Begin DATA PROVIDED

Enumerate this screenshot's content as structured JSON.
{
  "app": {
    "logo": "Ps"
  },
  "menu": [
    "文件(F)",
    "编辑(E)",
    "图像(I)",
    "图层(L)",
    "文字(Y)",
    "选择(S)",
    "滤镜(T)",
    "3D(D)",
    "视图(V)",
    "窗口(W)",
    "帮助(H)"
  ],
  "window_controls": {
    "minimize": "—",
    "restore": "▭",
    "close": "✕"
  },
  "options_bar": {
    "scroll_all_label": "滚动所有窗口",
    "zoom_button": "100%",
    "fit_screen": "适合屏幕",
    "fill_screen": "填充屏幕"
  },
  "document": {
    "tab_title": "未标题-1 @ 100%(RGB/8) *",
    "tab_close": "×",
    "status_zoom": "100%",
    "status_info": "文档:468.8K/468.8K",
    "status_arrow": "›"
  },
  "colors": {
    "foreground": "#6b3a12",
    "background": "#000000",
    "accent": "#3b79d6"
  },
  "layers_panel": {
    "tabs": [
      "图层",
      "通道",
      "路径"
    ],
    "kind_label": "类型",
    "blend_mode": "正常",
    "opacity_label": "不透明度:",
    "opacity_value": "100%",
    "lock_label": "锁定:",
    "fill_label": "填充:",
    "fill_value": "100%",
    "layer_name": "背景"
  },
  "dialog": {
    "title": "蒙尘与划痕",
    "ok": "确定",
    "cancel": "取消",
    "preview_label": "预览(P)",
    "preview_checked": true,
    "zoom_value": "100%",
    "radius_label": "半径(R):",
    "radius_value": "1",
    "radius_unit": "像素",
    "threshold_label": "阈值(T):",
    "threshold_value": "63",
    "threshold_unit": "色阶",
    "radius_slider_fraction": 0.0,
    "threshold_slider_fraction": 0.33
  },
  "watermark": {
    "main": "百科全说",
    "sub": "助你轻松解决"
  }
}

End DATA PROVIDED

● GIVEN EXERCISE:
Your task is to extract all of the records exactly.

● SOLUTION TO THE EXERCISE:
Enumerate this screenshot's content as structured JSON.
{
  "app": {
    "logo": "Ps"
  },
  "menu": [
    "文件(F)",
    "编辑(E)",
    "图像(I)",
    "图层(L)",
    "文字(Y)",
    "选择(S)",
    "滤镜(T)",
    "3D(D)",
    "视图(V)",
    "窗口(W)",
    "帮助(H)"
  ],
  "window_controls": {
    "minimize": "—",
    "restore": "▭",
    "close": "✕"
  },
  "options_bar": {
    "scroll_all_label": "滚动所有窗口",
    "zoom_button": "100%",
    "fit_screen": "适合屏幕",
    "fill_screen": "填充屏幕"
  },
  "document": {
    "tab_title": "未标题-1 @ 100%(RGB/8) *",
    "tab_close": "×",
    "status_zoom": "100%",
    "status_info": "文档:468.8K/468.8K",
    "status_arrow": "›"
  },
  "colors": {
    "foreground": "#6b3a12",
    "background": "#000000",
    "accent": "#3b79d6"
  },
  "layers_panel": {
    "tabs": [
      "图层",
      "通道",
      "路径"
    ],
    "kind_label": "类型",
    "blend_mode": "正常",
    "opacity_label": "不透明度:",
    "opacity_value": "100%",
    "lock_label": "锁定:",
    "fill_label": "填充:",
    "fill_value": "100%",
    "layer_name": "背景"
  },
  "dialog": {
    "title": "蒙尘与划痕",
    "ok": "确定",
    "cancel": "取消",
    "preview_label": "预览(P)",
    "preview_checked": true,
    "zoom_value": "100%",
    "radius_label": "半径(R):",
    "radius_value": "1",
    "radius_unit": "像素",
    "threshold_label": "阈值(T):",
    "threshold_value": "63",
    "threshold_unit": "色阶",
    "radius_slider_fraction": 0.0,
    "threshold_slider_fraction": 0.33
  },
  "watermark": {
    "main": "百科全说",
    "sub": "助你轻松解决"
  }
}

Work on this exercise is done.